[START OF Dataset records]

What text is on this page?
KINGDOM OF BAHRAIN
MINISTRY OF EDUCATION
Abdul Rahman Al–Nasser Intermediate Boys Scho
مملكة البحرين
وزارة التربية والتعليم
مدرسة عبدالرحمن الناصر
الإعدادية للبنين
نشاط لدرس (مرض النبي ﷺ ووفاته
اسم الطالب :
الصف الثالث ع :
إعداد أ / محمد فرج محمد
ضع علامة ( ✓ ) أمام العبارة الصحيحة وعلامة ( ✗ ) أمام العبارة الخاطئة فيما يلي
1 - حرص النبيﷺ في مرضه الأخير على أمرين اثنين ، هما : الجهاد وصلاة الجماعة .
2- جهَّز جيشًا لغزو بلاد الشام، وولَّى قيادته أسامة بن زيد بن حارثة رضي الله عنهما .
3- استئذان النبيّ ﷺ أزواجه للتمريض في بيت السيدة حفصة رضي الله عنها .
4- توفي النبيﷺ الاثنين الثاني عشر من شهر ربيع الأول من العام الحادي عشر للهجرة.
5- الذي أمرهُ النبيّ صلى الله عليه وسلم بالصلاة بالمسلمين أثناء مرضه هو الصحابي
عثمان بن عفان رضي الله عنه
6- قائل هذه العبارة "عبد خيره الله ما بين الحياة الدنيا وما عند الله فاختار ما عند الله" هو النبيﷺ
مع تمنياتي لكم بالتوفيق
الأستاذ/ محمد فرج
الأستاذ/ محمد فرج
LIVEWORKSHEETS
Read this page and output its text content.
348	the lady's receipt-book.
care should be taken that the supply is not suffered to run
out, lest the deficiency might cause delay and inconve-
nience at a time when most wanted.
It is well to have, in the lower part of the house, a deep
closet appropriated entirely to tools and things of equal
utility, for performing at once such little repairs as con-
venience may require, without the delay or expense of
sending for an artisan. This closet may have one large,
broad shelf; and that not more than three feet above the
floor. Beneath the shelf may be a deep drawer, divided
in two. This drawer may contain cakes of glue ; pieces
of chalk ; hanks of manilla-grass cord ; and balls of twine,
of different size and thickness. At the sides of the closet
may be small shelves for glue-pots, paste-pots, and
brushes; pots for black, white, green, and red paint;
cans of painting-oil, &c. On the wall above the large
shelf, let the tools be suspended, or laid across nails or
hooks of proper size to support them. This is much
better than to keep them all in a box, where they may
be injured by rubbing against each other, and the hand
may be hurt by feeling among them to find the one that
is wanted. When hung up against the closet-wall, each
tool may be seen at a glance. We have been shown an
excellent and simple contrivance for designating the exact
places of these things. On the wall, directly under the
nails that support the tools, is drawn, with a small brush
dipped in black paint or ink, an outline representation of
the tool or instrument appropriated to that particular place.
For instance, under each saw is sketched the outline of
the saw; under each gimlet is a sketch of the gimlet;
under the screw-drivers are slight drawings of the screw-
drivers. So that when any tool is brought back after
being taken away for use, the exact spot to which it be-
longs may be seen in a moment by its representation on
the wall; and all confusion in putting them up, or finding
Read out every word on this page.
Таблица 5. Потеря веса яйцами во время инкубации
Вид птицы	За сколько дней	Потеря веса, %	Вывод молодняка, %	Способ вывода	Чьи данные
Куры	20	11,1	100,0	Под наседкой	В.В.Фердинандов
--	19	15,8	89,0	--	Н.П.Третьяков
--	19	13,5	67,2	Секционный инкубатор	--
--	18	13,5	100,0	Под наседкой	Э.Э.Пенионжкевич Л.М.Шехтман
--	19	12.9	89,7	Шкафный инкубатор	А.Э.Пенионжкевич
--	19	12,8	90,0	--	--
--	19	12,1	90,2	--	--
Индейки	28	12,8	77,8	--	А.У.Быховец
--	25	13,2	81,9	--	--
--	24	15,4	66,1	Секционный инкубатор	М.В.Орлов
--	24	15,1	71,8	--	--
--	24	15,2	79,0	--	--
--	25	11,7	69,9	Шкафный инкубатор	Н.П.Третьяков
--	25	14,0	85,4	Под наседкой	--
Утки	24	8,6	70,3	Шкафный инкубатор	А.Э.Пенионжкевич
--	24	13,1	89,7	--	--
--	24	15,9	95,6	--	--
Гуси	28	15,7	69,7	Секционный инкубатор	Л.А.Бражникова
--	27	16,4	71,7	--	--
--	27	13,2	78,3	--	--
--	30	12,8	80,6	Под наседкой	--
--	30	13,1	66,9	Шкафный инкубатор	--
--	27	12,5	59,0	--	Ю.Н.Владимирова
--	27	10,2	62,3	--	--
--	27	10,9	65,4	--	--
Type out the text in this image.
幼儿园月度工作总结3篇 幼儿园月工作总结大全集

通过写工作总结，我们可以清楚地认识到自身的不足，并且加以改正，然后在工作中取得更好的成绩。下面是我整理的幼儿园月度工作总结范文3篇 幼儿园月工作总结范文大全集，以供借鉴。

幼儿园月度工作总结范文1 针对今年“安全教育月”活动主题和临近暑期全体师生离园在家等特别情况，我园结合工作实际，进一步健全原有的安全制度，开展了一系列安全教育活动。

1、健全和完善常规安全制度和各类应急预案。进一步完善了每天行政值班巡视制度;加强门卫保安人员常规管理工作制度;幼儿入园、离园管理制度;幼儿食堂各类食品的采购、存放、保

[END OF Dataset records]

• **Problem statement**
Set out the complete listing exactly as shown.

• **Exercise output**
What text is on this page?
KINGDOM OF BAHRAIN
MINISTRY OF EDUCATION
Abdul Rahman Al–Nasser Intermediate Boys Scho
مملكة البحرين
وزارة التربية والتعليم
مدرسة عبدالرحمن الناصر
الإعدادية للبنين
نشاط لدرس (مرض النبي ﷺ ووفاته
اسم الطالب :
الصف الثالث ع :
إعداد أ / محمد فرج محمد
ضع علامة ( ✓ ) أمام العبارة الصحيحة وعلامة ( ✗ ) أمام العبارة الخاطئة فيما يلي
1 - حرص النبيﷺ في مرضه الأخير على أمرين اثنين ، هما : الجهاد وصلاة الجماعة .
2- جهَّز جيشًا لغزو بلاد الشام، وولَّى قيادته أسامة بن زيد بن حارثة رضي الله عنهما .
3- استئذان النبيّ ﷺ أزواجه للتمريض في بيت السيدة حفصة رضي الله عنها .
4- توفي النبيﷺ الاثنين الثاني عشر من شهر ربيع الأول من العام الحادي عشر للهجرة.
5- الذي أمرهُ النبيّ صلى الله عليه وسلم بالصلاة بالمسلمين أثناء مرضه هو الصحابي
عثمان بن عفان رضي الله عنه
6- قائل هذه العبارة "عبد خيره الله ما بين الحياة الدنيا وما عند الله فاختار ما عند الله" هو النبيﷺ
مع تمنياتي لكم بالتوفيق
الأستاذ/ محمد فرج
الأستاذ/ محمد فرج
LIVEWORKSHEETS
Read this page and output its text content.
348	the lady's receipt-book.
care should be taken that the supply is not suffered to run
out, lest the deficiency might cause delay and inconve-
nience at a time when most wanted.
It is well to have, in the lower part of the house, a deep
closet appropriated entirely to tools and things of equal
utility, for performing at once such little repairs as con-
venience may require, without the delay or expense of
sending for an artisan. This closet may have one large,
broad shelf; and that not more than three feet above the
floor. Beneath the shelf may be a deep drawer, divided
in two. This drawer may contain cakes of glue ; pieces
of chalk ; hanks of manilla-grass cord ; and balls of twine,
of different size and thickness. At the sides of the closet
may be small shelves for glue-pots, paste-pots, and
brushes; pots for black, white, green, and red paint;
cans of painting-oil, &c. On the wall above the large
shelf, let the tools be suspended, or laid across nails or
hooks of proper size to support them. This is much
better than to keep them all in a box, where they may
be injured by rubbing against each other, and the hand
may be hurt by feeling among them to find the one that
is wanted. When hung up against the closet-wall, each
tool may be seen at a glance. We have been shown an
excellent and simple contrivance for designating the exact
places of these things. On the wall, directly under the
nails that support the tools, is drawn, with a small brush
dipped in black paint or ink, an outline representation of
the tool or instrument appropriated to that particular place.
For instance, under each saw is sketched the outline of
the saw; under each gimlet is a sketch of the gimlet;
under the screw-drivers are slight drawings of the screw-
drivers. So that when any tool is brought back after
being taken away for use, the exact spot to which it be-
longs may be seen in a moment by its representation on
the wall; and all confusion in putting them up, or finding
Read out every word on this page.
Таблица 5. Потеря веса яйцами во время инкубации
Вид птицы	За сколько дней	Потеря веса, %	Вывод молодняка, %	Способ вывода	Чьи данные
Куры	20	11,1	100,0	Под наседкой	В.В.Фердинандов
--	19	15,8	89,0	--	Н.П.Третьяков
--	19	13,5	67,2	Секционный инкубатор	--
--	18	13,5	100,0	Под наседкой	Э.Э.Пенионжкевич Л.М.Шехтман
--	19	12.9	89,7	Шкафный инкубатор	А.Э.Пенионжкевич
--	19	12,8	90,0	--	--
--	19	12,1	90,2	--	--
Индейки	28	12,8	77,8	--	А.У.Быховец
--	25	13,2	81,9	--	--
--	24	15,4	66,1	Секционный инкубатор	М.В.Орлов
--	24	15,1	71,8	--	--
--	24	15,2	79,0	--	--
--	25	11,7	69,9	Шкафный инкубатор	Н.П.Третьяков
--	25	14,0	85,4	Под наседкой	--
Утки	24	8,6	70,3	Шкафный инкубатор	А.Э.Пенионжкевич
--	24	13,1	89,7	--	--
--	24	15,9	95,6	--	--
Гуси	28	15,7	69,7	Секционный инкубатор	Л.А.Бражникова
--	27	16,4	71,7	--	--
--	27	13,2	78,3	--	--
--	30	12,8	80,6	Под наседкой	--
--	30	13,1	66,9	Шкафный инкубатор	--
--	27	12,5	59,0	--	Ю.Н.Владимирова
--	27	10,2	62,3	--	--
--	27	10,9	65,4	--	--
Type out the text in this image.
幼儿园月度工作总结3篇 幼儿园月工作总结大全集

通过写工作总结，我们可以清楚地认识到自身的不足，并且加以改正，然后在工作中取得更好的成绩。下面是我整理的幼儿园月度工作总结范文3篇 幼儿园月工作总结范文大全集，以供借鉴。

幼儿园月度工作总结范文1 针对今年“安全教育月”活动主题和临近暑期全体师生离园在家等特别情况，我园结合工作实际，进一步健全原有的安全制度，开展了一系列安全教育活动。

1、健全和完善常规安全制度和各类应急预案。进一步完善了每天行政值班巡视制度;加强门卫保安人员常规管理工作制度;幼儿入园、离园管理制度;幼儿食堂各类食品的采购、存放、保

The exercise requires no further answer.